Provided records =>
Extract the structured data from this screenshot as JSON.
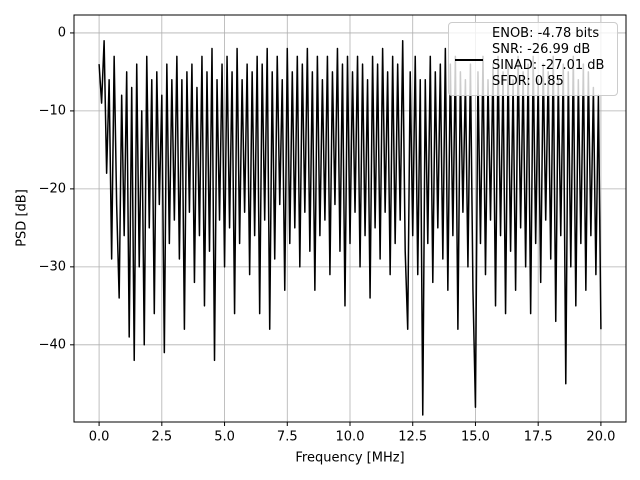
{
  "chart_data": {
    "type": "line",
    "xlabel": "Frequency [MHz]",
    "ylabel": "PSD [dB]",
    "xlim": [
      -1.0,
      21.0
    ],
    "ylim": [
      -49.9,
      2.3
    ],
    "xticks": [
      {
        "value": 0,
        "label": "0.0"
      },
      2.5,
      {
        "value": 5,
        "label": "5.0"
      },
      7.5,
      {
        "value": 10,
        "label": "10.0"
      },
      12.5,
      {
        "value": 15,
        "label": "15.0"
      },
      17.5,
      {
        "value": 20,
        "label": "20.0"
      }
    ],
    "yticks": [
      {
        "value": -40,
        "label": "−40"
      },
      {
        "value": -30,
        "label": "−30"
      },
      {
        "value": -20,
        "label": "−20"
      },
      {
        "value": -10,
        "label": "−10"
      },
      0
    ],
    "grid": true,
    "legend": "upper right",
    "x": [
      0,
      0.1,
      0.2,
      0.3,
      0.4,
      0.5,
      0.6,
      0.7,
      0.8,
      0.9,
      1,
      1.1,
      1.2,
      1.3,
      1.4,
      1.5,
      1.6,
      1.7,
      1.8,
      1.9,
      2,
      2.1,
      2.2,
      2.3,
      2.4,
      2.5,
      2.6,
      2.7,
      2.8,
      2.9,
      3,
      3.1,
      3.2,
      3.3,
      3.4,
      3.5,
      3.6,
      3.7,
      3.8,
      3.9,
      4,
      4.1,
      4.2,
      4.3,
      4.4,
      4.5,
      4.6,
      4.7,
      4.8,
      4.9,
      5,
      5.1,
      5.2,
      5.3,
      5.4,
      5.5,
      5.6,
      5.7,
      5.8,
      5.9,
      6,
      6.1,
      6.2,
      6.3,
      6.4,
      6.5,
      6.6,
      6.7,
      6.8,
      6.9,
      7,
      7.1,
      7.2,
      7.3,
      7.4,
      7.5,
      7.6,
      7.7,
      7.8,
      7.9,
      8,
      8.1,
      8.2,
      8.3,
      8.4,
      8.5,
      8.6,
      8.7,
      8.8,
      8.9,
      9,
      9.1,
      9.2,
      9.3,
      9.4,
      9.5,
      9.6,
      9.7,
      9.8,
      9.9,
      10,
      10.1,
      10.2,
      10.3,
      10.4,
      10.5,
      10.6,
      10.7,
      10.8,
      10.9,
      11,
      11.1,
      11.2,
      11.3,
      11.4,
      11.5,
      11.6,
      11.7,
      11.8,
      11.9,
      12,
      12.1,
      12.2,
      12.3,
      12.4,
      12.5,
      12.6,
      12.7,
      12.8,
      12.9,
      13,
      13.1,
      13.2,
      13.3,
      13.4,
      13.5,
      13.6,
      13.7,
      13.8,
      13.9,
      14,
      14.1,
      14.2,
      14.3,
      14.4,
      14.5,
      14.6,
      14.7,
      14.8,
      14.9,
      15,
      15.1,
      15.2,
      15.3,
      15.4,
      15.5,
      15.6,
      15.7,
      15.8,
      15.9,
      16,
      16.1,
      16.2,
      16.3,
      16.4,
      16.5,
      16.6,
      16.7,
      16.8,
      16.9,
      17,
      17.1,
      17.2,
      17.3,
      17.4,
      17.5,
      17.6,
      17.7,
      17.8,
      17.9,
      18,
      18.1,
      18.2,
      18.3,
      18.4,
      18.5,
      18.6,
      18.7,
      18.8,
      18.9,
      19,
      19.1,
      19.2,
      19.3,
      19.4,
      19.5,
      19.6,
      19.7,
      19.8,
      19.9,
      20
    ],
    "series": [
      {
        "name": "ENOB: -4.78 bits\nSNR: -26.99 dB\nSINAD: -27.01 dB\nSFDR: 0.85",
        "color": "#000000",
        "values": [
          -4,
          -9,
          -1,
          -18,
          -6,
          -29,
          -3,
          -22,
          -34,
          -8,
          -26,
          -5,
          -39,
          -7,
          -42,
          -4,
          -30,
          -10,
          -40,
          -3,
          -25,
          -6,
          -36,
          -5,
          -22,
          -8,
          -41,
          -4,
          -27,
          -6,
          -24,
          -3,
          -29,
          -6,
          -38,
          -5,
          -23,
          -4,
          -32,
          -7,
          -26,
          -3,
          -35,
          -5,
          -28,
          -2,
          -42,
          -6,
          -24,
          -4,
          -30,
          -3,
          -25,
          -5,
          -36,
          -2,
          -27,
          -6,
          -23,
          -4,
          -31,
          -5,
          -26,
          -3,
          -36,
          -4,
          -24,
          -2,
          -38,
          -5,
          -29,
          -3,
          -22,
          -6,
          -33,
          -2,
          -27,
          -5,
          -25,
          -3,
          -30,
          -4,
          -23,
          -2,
          -28,
          -5,
          -33,
          -3,
          -26,
          -6,
          -24,
          -3,
          -31,
          -5,
          -22,
          -2,
          -28,
          -4,
          -35,
          -3,
          -27,
          -5,
          -23,
          -3,
          -30,
          -4,
          -26,
          -6,
          -34,
          -3,
          -25,
          -4,
          -29,
          -2,
          -23,
          -5,
          -31,
          -3,
          -27,
          -4,
          -24,
          -1,
          -28,
          -38,
          -5,
          -26,
          -3,
          -31,
          -6,
          -49,
          -6,
          -27,
          -3,
          -32,
          -5,
          -25,
          -4,
          -29,
          -2,
          -33,
          -4,
          -26,
          -3,
          -38,
          -5,
          -23,
          -6,
          -30,
          -4,
          -33,
          -48,
          -5,
          -27,
          -3,
          -31,
          -6,
          -24,
          -4,
          -35,
          -3,
          -26,
          -5,
          -36,
          -4,
          -28,
          -6,
          -33,
          -3,
          -25,
          -5,
          -30,
          -4,
          -36,
          -3,
          -27,
          -6,
          -32,
          -4,
          -24,
          -5,
          -29,
          -3,
          -37,
          -6,
          -26,
          -4,
          -45,
          -5,
          -30,
          -3,
          -35,
          -6,
          -27,
          -4,
          -33,
          -5,
          -26,
          -7,
          -31,
          -8,
          -38
        ]
      }
    ]
  }
}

Exercise aim => Could you repeat all of the material exactly? Pictures should not be copied.

Right answer =>
Extract the structured data from this screenshot as JSON.
{
  "chart_data": {
    "type": "line",
    "xlabel": "Frequency [MHz]",
    "ylabel": "PSD [dB]",
    "xlim": [
      -1.0,
      21.0
    ],
    "ylim": [
      -49.9,
      2.3
    ],
    "xticks": [
      {
        "value": 0,
        "label": "0.0"
      },
      2.5,
      {
        "value": 5,
        "label": "5.0"
      },
      7.5,
      {
        "value": 10,
        "label": "10.0"
      },
      12.5,
      {
        "value": 15,
        "label": "15.0"
      },
      17.5,
      {
        "value": 20,
        "label": "20.0"
      }
    ],
    "yticks": [
      {
        "value": -40,
        "label": "−40"
      },
      {
        "value": -30,
        "label": "−30"
      },
      {
        "value": -20,
        "label": "−20"
      },
      {
        "value": -10,
        "label": "−10"
      },
      0
    ],
    "grid": true,
    "legend": "upper right",
    "x": [
      0,
      0.1,
      0.2,
      0.3,
      0.4,
      0.5,
      0.6,
      0.7,
      0.8,
      0.9,
      1,
      1.1,
      1.2,
      1.3,
      1.4,
      1.5,
      1.6,
      1.7,
      1.8,
      1.9,
      2,
      2.1,
      2.2,
      2.3,
      2.4,
      2.5,
      2.6,
      2.7,
      2.8,
      2.9,
      3,
      3.1,
      3.2,
      3.3,
      3.4,
      3.5,
      3.6,
      3.7,
      3.8,
      3.9,
      4,
      4.1,
      4.2,
      4.3,
      4.4,
      4.5,
      4.6,
      4.7,
      4.8,
      4.9,
      5,
      5.1,
      5.2,
      5.3,
      5.4,
      5.5,
      5.6,
      5.7,
      5.8,
      5.9,
      6,
      6.1,
      6.2,
      6.3,
      6.4,
      6.5,
      6.6,
      6.7,
      6.8,
      6.9,
      7,
      7.1,
      7.2,
      7.3,
      7.4,
      7.5,
      7.6,
      7.7,
      7.8,
      7.9,
      8,
      8.1,
      8.2,
      8.3,
      8.4,
      8.5,
      8.6,
      8.7,
      8.8,
      8.9,
      9,
      9.1,
      9.2,
      9.3,
      9.4,
      9.5,
      9.6,
      9.7,
      9.8,
      9.9,
      10,
      10.1,
      10.2,
      10.3,
      10.4,
      10.5,
      10.6,
      10.7,
      10.8,
      10.9,
      11,
      11.1,
      11.2,
      11.3,
      11.4,
      11.5,
      11.6,
      11.7,
      11.8,
      11.9,
      12,
      12.1,
      12.2,
      12.3,
      12.4,
      12.5,
      12.6,
      12.7,
      12.8,
      12.9,
      13,
      13.1,
      13.2,
      13.3,
      13.4,
      13.5,
      13.6,
      13.7,
      13.8,
      13.9,
      14,
      14.1,
      14.2,
      14.3,
      14.4,
      14.5,
      14.6,
      14.7,
      14.8,
      14.9,
      15,
      15.1,
      15.2,
      15.3,
      15.4,
      15.5,
      15.6,
      15.7,
      15.8,
      15.9,
      16,
      16.1,
      16.2,
      16.3,
      16.4,
      16.5,
      16.6,
      16.7,
      16.8,
      16.9,
      17,
      17.1,
      17.2,
      17.3,
      17.4,
      17.5,
      17.6,
      17.7,
      17.8,
      17.9,
      18,
      18.1,
      18.2,
      18.3,
      18.4,
      18.5,
      18.6,
      18.7,
      18.8,
      18.9,
      19,
      19.1,
      19.2,
      19.3,
      19.4,
      19.5,
      19.6,
      19.7,
      19.8,
      19.9,
      20
    ],
    "series": [
      {
        "name": "ENOB: -4.78 bits\nSNR: -26.99 dB\nSINAD: -27.01 dB\nSFDR: 0.85",
        "color": "#000000",
        "values": [
          -4,
          -9,
          -1,
          -18,
          -6,
          -29,
          -3,
          -22,
          -34,
          -8,
          -26,
          -5,
          -39,
          -7,
          -42,
          -4,
          -30,
          -10,
          -40,
          -3,
          -25,
          -6,
          -36,
          -5,
          -22,
          -8,
          -41,
          -4,
          -27,
          -6,
          -24,
          -3,
          -29,
          -6,
          -38,
          -5,
          -23,
          -4,
          -32,
          -7,
          -26,
          -3,
          -35,
          -5,
          -28,
          -2,
          -42,
          -6,
          -24,
          -4,
          -30,
          -3,
          -25,
          -5,
          -36,
          -2,
          -27,
          -6,
          -23,
          -4,
          -31,
          -5,
          -26,
          -3,
          -36,
          -4,
          -24,
          -2,
          -38,
          -5,
          -29,
          -3,
          -22,
          -6,
          -33,
          -2,
          -27,
          -5,
          -25,
          -3,
          -30,
          -4,
          -23,
          -2,
          -28,
          -5,
          -33,
          -3,
          -26,
          -6,
          -24,
          -3,
          -31,
          -5,
          -22,
          -2,
          -28,
          -4,
          -35,
          -3,
          -27,
          -5,
          -23,
          -3,
          -30,
          -4,
          -26,
          -6,
          -34,
          -3,
          -25,
          -4,
          -29,
          -2,
          -23,
          -5,
          -31,
          -3,
          -27,
          -4,
          -24,
          -1,
          -28,
          -38,
          -5,
          -26,
          -3,
          -31,
          -6,
          -49,
          -6,
          -27,
          -3,
          -32,
          -5,
          -25,
          -4,
          -29,
          -2,
          -33,
          -4,
          -26,
          -3,
          -38,
          -5,
          -23,
          -6,
          -30,
          -4,
          -33,
          -48,
          -5,
          -27,
          -3,
          -31,
          -6,
          -24,
          -4,
          -35,
          -3,
          -26,
          -5,
          -36,
          -4,
          -28,
          -6,
          -33,
          -3,
          -25,
          -5,
          -30,
          -4,
          -36,
          -3,
          -27,
          -6,
          -32,
          -4,
          -24,
          -5,
          -29,
          -3,
          -37,
          -6,
          -26,
          -4,
          -45,
          -5,
          -30,
          -3,
          -35,
          -6,
          -27,
          -4,
          -33,
          -5,
          -26,
          -7,
          -31,
          -8,
          -38
        ]
      }
    ]
  }
}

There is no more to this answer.